PROBLEM: Recast every line of the entries below as a numbered list. Skip blank lines and omit the pictures.

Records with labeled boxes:
<<<<

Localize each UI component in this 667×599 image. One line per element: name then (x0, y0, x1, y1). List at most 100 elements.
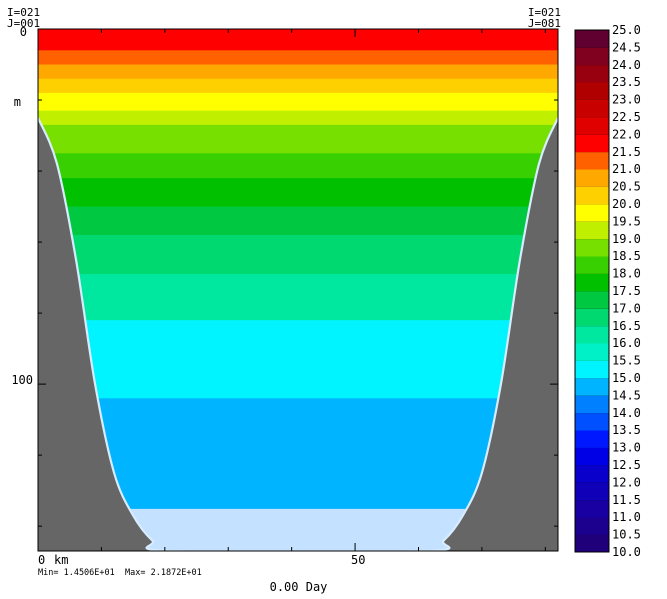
seafloor-edge (38, 117, 558, 551)
colorbar-swatch (575, 64, 609, 83)
colorbar-label: 16.5 (612, 319, 641, 333)
right-i-label: I=021 (527, 6, 561, 19)
colorbar-swatch (575, 325, 609, 344)
plot-frame (37, 28, 559, 552)
colorbar-swatch (575, 151, 609, 170)
colorbar-swatch (575, 360, 609, 379)
colorbar-label: 21.5 (612, 145, 641, 159)
temperature-band-12 (38, 320, 558, 399)
colorbar-label: 20.5 (612, 180, 641, 194)
colorbar-label: 13.0 (612, 441, 641, 455)
colorbar-label: 15.0 (612, 371, 641, 385)
colorbar-swatch (575, 82, 609, 100)
temperature-band-2 (38, 64, 558, 80)
colorbar-label: 19.5 (612, 214, 641, 228)
colorbar-swatch (575, 238, 609, 257)
x-tick-label-50: 50 (351, 553, 365, 567)
colorbar-label: 15.5 (612, 354, 641, 368)
colorbar-swatch (575, 395, 609, 414)
colorbar-label: 10.5 (612, 528, 641, 542)
colorbar-swatch (575, 482, 609, 501)
colorbar-swatch (575, 447, 609, 466)
colorbar-swatch (575, 169, 609, 187)
right-j-label: J=081 (527, 17, 561, 30)
colorbar-swatch (575, 499, 609, 518)
colorbar-swatch (575, 186, 609, 205)
temperature-band-9 (38, 206, 558, 236)
colorbar-swatch (575, 30, 609, 48)
colorbar-label: 17.5 (612, 284, 641, 298)
colorbar-swatch (575, 117, 609, 135)
x-unit-label: km (54, 553, 68, 567)
temperature-band-6 (38, 124, 558, 154)
colorbar-swatch (575, 99, 609, 118)
temperature-band-5 (38, 110, 558, 126)
temperature-field (38, 29, 558, 551)
x-tick-label-0: 0 (38, 553, 45, 567)
colorbar-swatch (575, 308, 609, 327)
colorbar-label: 11.5 (612, 493, 641, 507)
colorbar-swatch (575, 343, 609, 361)
colorbar-label: 23.0 (612, 93, 641, 107)
colorbar-swatch (575, 273, 609, 292)
colorbar-label: 23.5 (612, 75, 641, 89)
left-i-label: I=021 (7, 6, 41, 19)
colorbar-label: 16.0 (612, 336, 641, 350)
colorbar-swatch (575, 291, 609, 309)
colorbar-swatch (575, 465, 609, 483)
colorbar-label: 20.0 (612, 197, 641, 211)
colorbar-label: 14.5 (612, 388, 641, 402)
temperature-band-13 (38, 398, 558, 509)
colorbar-label: 12.5 (612, 458, 641, 472)
max-value: Max= 2.1872E+01 (125, 568, 202, 578)
temperature-band-4 (38, 92, 558, 112)
colorbar-label: 12.0 (612, 475, 641, 489)
y-unit-label: m (14, 95, 21, 109)
colorbar: 10.0 10.5 11.0 11.5 12.0 12.5 13.0 13.5 14.0 14.5… (574, 23, 641, 559)
axis-labels: 0 m 100 0 km 50 (11, 25, 365, 567)
colorbar-label: 11.0 (612, 510, 641, 524)
colorbar-label: 19.0 (612, 232, 641, 246)
temperature-band-11 (38, 274, 558, 321)
colorbar-swatch (575, 256, 609, 274)
temperature-band-0 (38, 29, 558, 51)
temperature-band-10 (38, 234, 558, 275)
colorbar-swatch (575, 378, 609, 396)
temperature-band-1 (38, 50, 558, 66)
time-label: 0.00 Day (269, 580, 328, 594)
colorbar-label: 24.0 (612, 58, 641, 72)
left-corner-labels: I=021 J=001 (7, 7, 40, 29)
temperature-band-8 (38, 178, 558, 208)
colorbar-swatch (575, 47, 609, 66)
y-tick-label-100: 100 (11, 373, 33, 387)
temperature-band-3 (38, 78, 558, 94)
right-corner-labels: I=021 J=081 (528, 7, 561, 29)
colorbar-label: 18.5 (612, 249, 641, 263)
colorbar-swatch (575, 517, 609, 535)
colorbar-label: 17.0 (612, 301, 641, 315)
bathymetry (38, 117, 558, 551)
plot-border (37, 28, 559, 552)
colorbar-swatch (575, 204, 609, 222)
colorbar-label: 25.0 (612, 23, 641, 37)
colorbar-label: 22.0 (612, 127, 641, 141)
min-max-stats: Min= 1.4506E+01 Max= 2.1872E+01 (38, 568, 202, 578)
colorbar-label: 14.0 (612, 406, 641, 420)
colorbar-label: 21.0 (612, 162, 641, 176)
colorbar-swatch (575, 412, 609, 431)
seafloor-fill (38, 117, 558, 551)
colorbar-swatch (575, 430, 609, 448)
colorbar-label: 13.5 (612, 423, 641, 437)
colorbar-swatch (575, 134, 609, 153)
colorbar-label: 10.0 (612, 545, 641, 559)
colorbar-label: 22.5 (612, 110, 641, 124)
colorbar-label: 24.5 (612, 40, 641, 54)
min-value: Min= 1.4506E+01 (38, 568, 115, 578)
temperature-band-7 (38, 153, 558, 179)
colorbar-swatch (575, 534, 609, 553)
y-tick-label-0: 0 (20, 25, 27, 39)
colorbar-swatch (575, 221, 609, 240)
colorbar-label: 18.0 (612, 267, 641, 281)
colorbar-border (574, 29, 610, 553)
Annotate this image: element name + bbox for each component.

>>>>

SOLUTION BELOW:
1. Localize each UI component in this 667×599 image. One line per element: name then (x0, y0, x1, y1). List at most 100 elements.
2. seafloor-edge (38, 117, 558, 551)
3. colorbar-swatch (575, 64, 609, 83)
4. colorbar-label: 16.5 (612, 319, 641, 333)
5. right-i-label: I=021 (527, 6, 561, 19)
6. colorbar-swatch (575, 325, 609, 344)
7. plot-frame (37, 28, 559, 552)
8. colorbar-swatch (575, 151, 609, 170)
9. colorbar-swatch (575, 360, 609, 379)
10. colorbar-label: 21.5 (612, 145, 641, 159)
11. temperature-band-12 (38, 320, 558, 399)
12. colorbar-label: 20.5 (612, 180, 641, 194)
13. colorbar-label: 13.0 (612, 441, 641, 455)
14. colorbar-label: 15.0 (612, 371, 641, 385)
15. colorbar-swatch (575, 82, 609, 100)
16. temperature-band-2 (38, 64, 558, 80)
17. colorbar-label: 19.5 (612, 214, 641, 228)
18. colorbar-swatch (575, 238, 609, 257)
19. x-tick-label-50: 50 (351, 553, 365, 567)
20. colorbar-label: 15.5 (612, 354, 641, 368)
21. colorbar-swatch (575, 395, 609, 414)
22. colorbar-label: 10.5 (612, 528, 641, 542)
23. colorbar-swatch (575, 482, 609, 501)
24. colorbar-swatch (575, 447, 609, 466)
25. colorbar-swatch (575, 169, 609, 187)
26. right-j-label: J=081 (527, 17, 561, 30)
27. colorbar-swatch (575, 499, 609, 518)
28. colorbar-swatch (575, 186, 609, 205)
29. temperature-band-9 (38, 206, 558, 236)
30. colorbar-swatch (575, 30, 609, 48)
31. colorbar-label: 17.5 (612, 284, 641, 298)
32. colorbar-swatch (575, 117, 609, 135)
33. x-unit-label: km (54, 553, 68, 567)
34. temperature-band-6 (38, 124, 558, 154)
35. colorbar-swatch (575, 99, 609, 118)
36. temperature-band-5 (38, 110, 558, 126)
37. temperature-field (38, 29, 558, 551)
38. x-tick-label-0: 0 (38, 553, 45, 567)
39. colorbar-swatch (575, 308, 609, 327)
40. colorbar-label: 11.5 (612, 493, 641, 507)
41. colorbar-swatch (575, 343, 609, 361)
42. colorbar-label: 23.0 (612, 93, 641, 107)
43. colorbar-swatch (575, 273, 609, 292)
44. colorbar-label: 23.5 (612, 75, 641, 89)
45. left-i-label: I=021 (7, 6, 41, 19)
46. colorbar-label: 16.0 (612, 336, 641, 350)
47. colorbar-swatch (575, 291, 609, 309)
48. colorbar-swatch (575, 465, 609, 483)
49. colorbar-label: 20.0 (612, 197, 641, 211)
50. colorbar-label: 14.5 (612, 388, 641, 402)
51. temperature-band-13 (38, 398, 558, 509)
52. colorbar-label: 12.5 (612, 458, 641, 472)
53. max-value: Max= 2.1872E+01 (125, 568, 202, 578)
54. temperature-band-4 (38, 92, 558, 112)
55. colorbar-label: 12.0 (612, 475, 641, 489)
56. y-unit-label: m (14, 95, 21, 109)
57. colorbar: 10.0 10.5 11.0 11.5 12.0 12.5 13.0 13.5 14.0 14.5… (574, 23, 641, 559)
58. axis-labels: 0 m 100 0 km 50 (11, 25, 365, 567)
59. colorbar-label: 11.0 (612, 510, 641, 524)
60. colorbar-label: 19.0 (612, 232, 641, 246)
61. temperature-band-11 (38, 274, 558, 321)
62. colorbar-swatch (575, 256, 609, 274)
63. temperature-band-0 (38, 29, 558, 51)
64. temperature-band-10 (38, 234, 558, 275)
65. colorbar-swatch (575, 378, 609, 396)
66. temperature-band-1 (38, 50, 558, 66)
67. time-label: 0.00 Day (269, 580, 328, 594)
68. colorbar-label: 24.0 (612, 58, 641, 72)
69. left-corner-labels: I=021 J=001 (7, 7, 40, 29)
70. temperature-band-8 (38, 178, 558, 208)
71. colorbar-swatch (575, 47, 609, 66)
72. y-tick-label-100: 100 (11, 373, 33, 387)
73. temperature-band-3 (38, 78, 558, 94)
74. right-corner-labels: I=021 J=081 (528, 7, 561, 29)
75. colorbar-label: 18.5 (612, 249, 641, 263)
76. colorbar-swatch (575, 517, 609, 535)
77. colorbar-label: 17.0 (612, 301, 641, 315)
78. bathymetry (38, 117, 558, 551)
79. plot-border (37, 28, 559, 552)
80. colorbar-swatch (575, 204, 609, 222)
81. colorbar-label: 25.0 (612, 23, 641, 37)
82. colorbar-label: 22.0 (612, 127, 641, 141)
83. min-max-stats: Min= 1.4506E+01 Max= 2.1872E+01 (38, 568, 202, 578)
84. colorbar-label: 14.0 (612, 406, 641, 420)
85. colorbar-label: 21.0 (612, 162, 641, 176)
86. colorbar-swatch (575, 412, 609, 431)
87. seafloor-fill (38, 117, 558, 551)
88. colorbar-swatch (575, 430, 609, 448)
89. colorbar-label: 13.5 (612, 423, 641, 437)
90. colorbar-swatch (575, 134, 609, 153)
91. colorbar-label: 10.0 (612, 545, 641, 559)
92. colorbar-label: 22.5 (612, 110, 641, 124)
93. colorbar-label: 24.5 (612, 40, 641, 54)
94. min-value: Min= 1.4506E+01 (38, 568, 115, 578)
95. temperature-band-7 (38, 153, 558, 179)
96. colorbar-swatch (575, 534, 609, 553)
97. y-tick-label-0: 0 (20, 25, 27, 39)
98. colorbar-swatch (575, 221, 609, 240)
99. colorbar-label: 18.0 (612, 267, 641, 281)
100. colorbar-border (574, 29, 610, 553)
101. Annotate this image: element name + bbox for each component.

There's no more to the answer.